WHAT YOU SHOULD DO
Only a number is wanted. Count the lines holding the string "عاملہ".
»»
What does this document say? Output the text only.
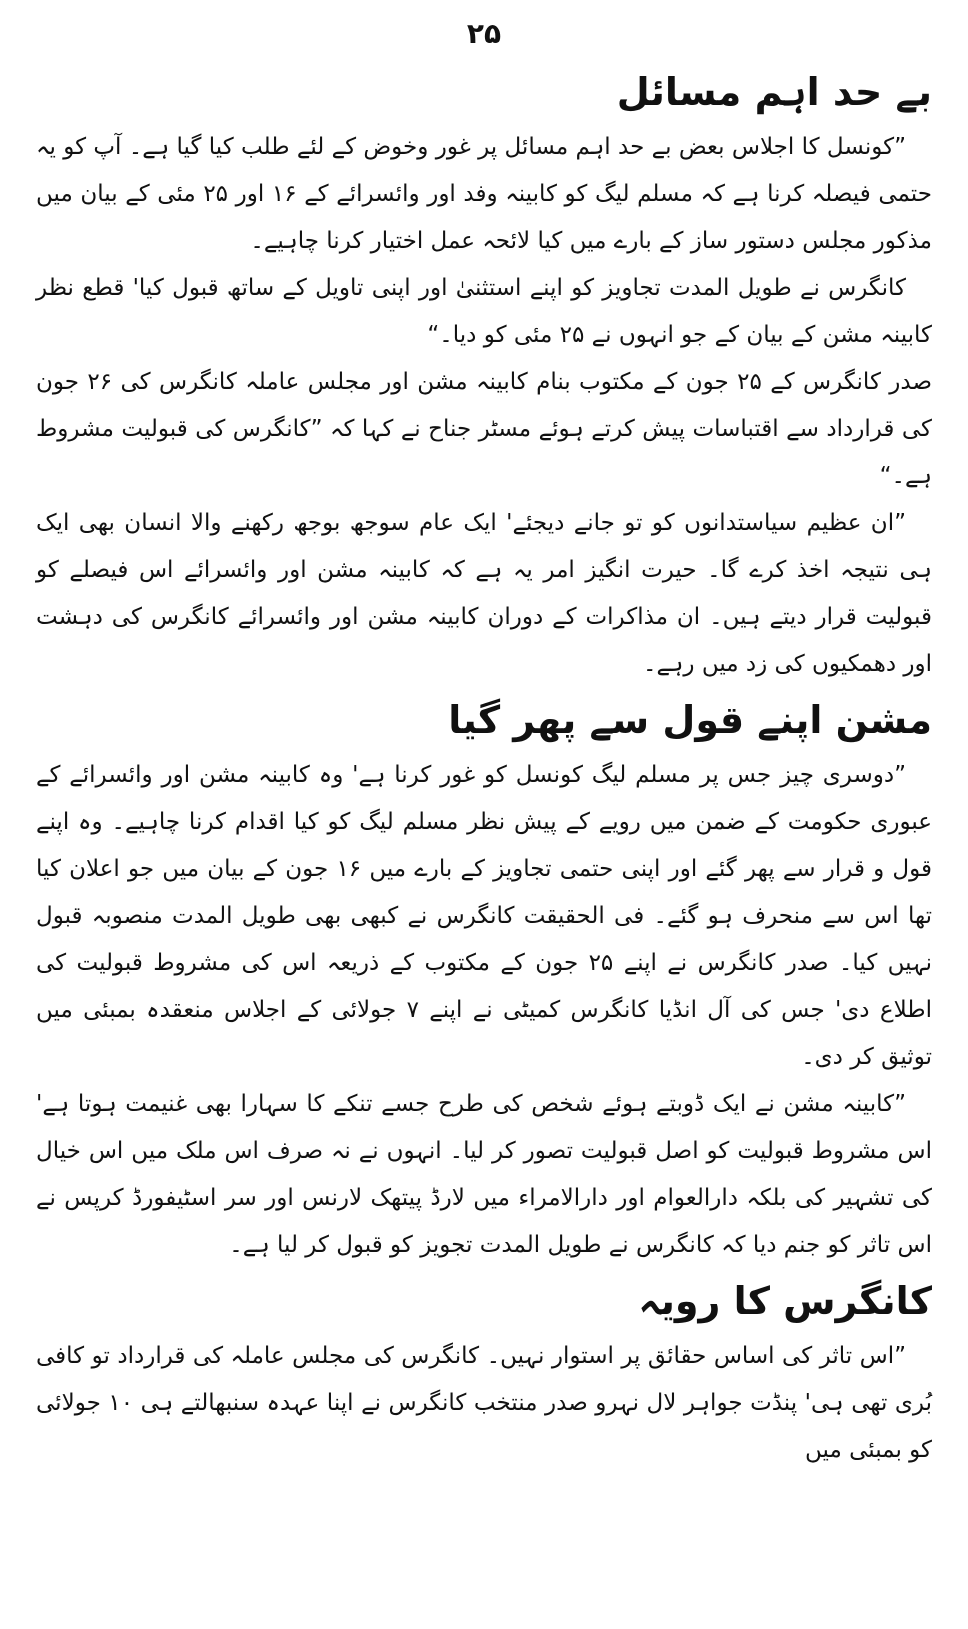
۲۵
بے حد اہم مسائل

”کونسل کا اجلاس بعض بے حد اہم مسائل پر غور وخوض کے لئے طلب کیا گیا ہے۔ آپ کو یہ حتمی فیصلہ کرنا ہے کہ مسلم لیگ کو کابینہ وفد اور وائسرائے کے ۱۶ اور ۲۵ مئی کے بیان میں مذکور مجلس دستور ساز کے بارے میں کیا لائحہ عمل اختیار کرنا چاہیے۔

کانگرس نے طویل المدت تجاویز کو اپنے استثنیٰ اور اپنی تاویل کے ساتھ قبول کیا' قطع نظر کابینہ مشن کے بیان کے جو انہوں نے ۲۵ مئی کو دیا۔“

صدر کانگرس کے ۲۵ جون کے مکتوب بنام کابینہ مشن اور مجلس عاملہ کانگرس کی ۲۶ جون کی قرارداد سے اقتباسات پیش کرتے ہوئے مسٹر جناح نے کہا کہ ”کانگرس کی قبولیت مشروط ہے۔“

”ان عظیم سیاستدانوں کو تو جانے دیجئے' ایک عام سوجھ بوجھ رکھنے والا انسان بھی ایک ہی نتیجہ اخذ کرے گا۔ حیرت انگیز امر یہ ہے کہ کابینہ مشن اور وائسرائے اس فیصلے کو قبولیت قرار دیتے ہیں۔ ان مذاکرات کے دوران کابینہ مشن اور وائسرائے کانگرس کی دہشت اور دھمکیوں کی زد میں رہے۔

مشن اپنے قول سے پھر گیا

”دوسری چیز جس پر مسلم لیگ کونسل کو غور کرنا ہے' وہ کابینہ مشن اور وائسرائے کے عبوری حکومت کے ضمن میں رویے کے پیش نظر مسلم لیگ کو کیا اقدام کرنا چاہیے۔ وہ اپنے قول و قرار سے پھر گئے اور اپنی حتمی تجاویز کے بارے میں ۱۶ جون کے بیان میں جو اعلان کیا تھا اس سے منحرف ہو گئے۔ فی الحقیقت کانگرس نے کبھی بھی طویل المدت منصوبہ قبول نہیں کیا۔ صدر کانگرس نے اپنے ۲۵ جون کے مکتوب کے ذریعہ اس کی مشروط قبولیت کی اطلاع دی' جس کی آل انڈیا کانگرس کمیٹی نے اپنے ۷ جولائی کے اجلاس منعقدہ بمبئی میں توثیق کر دی۔

”کابینہ مشن نے ایک ڈوبتے ہوئے شخص کی طرح جسے تنکے کا سہارا بھی غنیمت ہوتا ہے' اس مشروط قبولیت کو اصل قبولیت تصور کر لیا۔ انہوں نے نہ صرف اس ملک میں اس خیال کی تشہیر کی بلکہ دارالعوام اور دارالامراء میں لارڈ پیتھک لارنس اور سر اسٹیفورڈ کرپس نے اس تاثر کو جنم دیا کہ کانگرس نے طویل المدت تجویز کو قبول کر لیا ہے۔

کانگرس کا رویہ

”اس تاثر کی اساس حقائق پر استوار نہیں۔ کانگرس کی مجلس عاملہ کی قرارداد تو کافی بُری تھی ہی' پنڈت جواہر لال نہرو صدر منتخب کانگرس نے اپنا عہدہ سنبھالتے ہی ۱۰ جولائی کو بمبئی میں
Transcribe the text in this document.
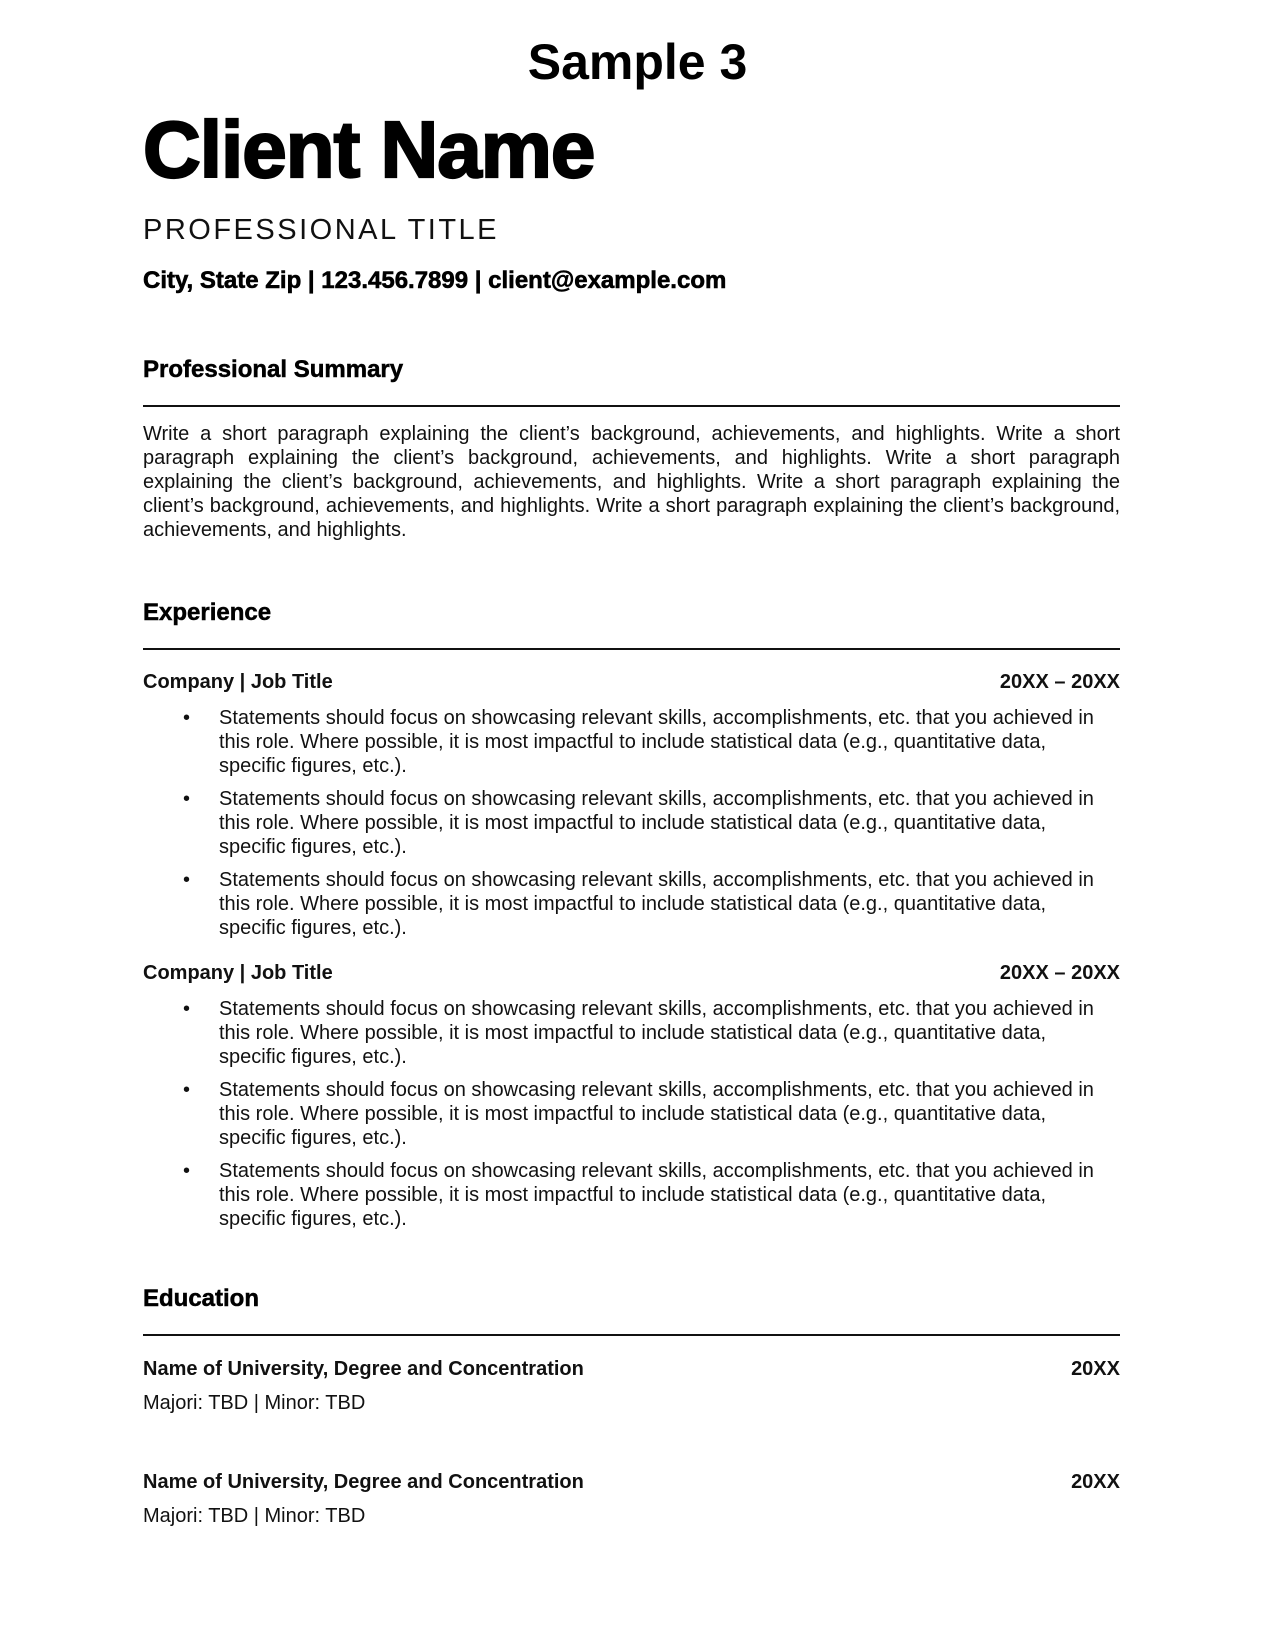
Sample 3
Client Name
PROFESSIONAL TITLE
City, State Zip | 123.456.7899 | client@example.com
Professional Summary
Write a short paragraph explaining the client’s background, achievements, and highlights. Write a short paragraph explaining the client’s background, achievements, and highlights. Write a short paragraph explaining the client’s background, achievements, and highlights. Write a short paragraph explaining the client’s background, achievements, and highlights. Write a short paragraph explaining the client’s background, achievements, and highlights.
Experience
Company | Job Title	20XX – 20XX
• Statements should focus on showcasing relevant skills, accomplishments, etc. that you achieved in this role. Where possible, it is most impactful to include statistical data (e.g., quantitative data, specific figures, etc.).
• Statements should focus on showcasing relevant skills, accomplishments, etc. that you achieved in this role. Where possible, it is most impactful to include statistical data (e.g., quantitative data, specific figures, etc.).
• Statements should focus on showcasing relevant skills, accomplishments, etc. that you achieved in this role. Where possible, it is most impactful to include statistical data (e.g., quantitative data, specific figures, etc.).
Company | Job Title	20XX – 20XX
• Statements should focus on showcasing relevant skills, accomplishments, etc. that you achieved in this role. Where possible, it is most impactful to include statistical data (e.g., quantitative data, specific figures, etc.).
• Statements should focus on showcasing relevant skills, accomplishments, etc. that you achieved in this role. Where possible, it is most impactful to include statistical data (e.g., quantitative data, specific figures, etc.).
• Statements should focus on showcasing relevant skills, accomplishments, etc. that you achieved in this role. Where possible, it is most impactful to include statistical data (e.g., quantitative data, specific figures, etc.).
Education
Name of University, Degree and Concentration	20XX
Majori: TBD | Minor: TBD
Name of University, Degree and Concentration	20XX
Majori: TBD | Minor: TBD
««
REPLY TO THE EXERCISE
2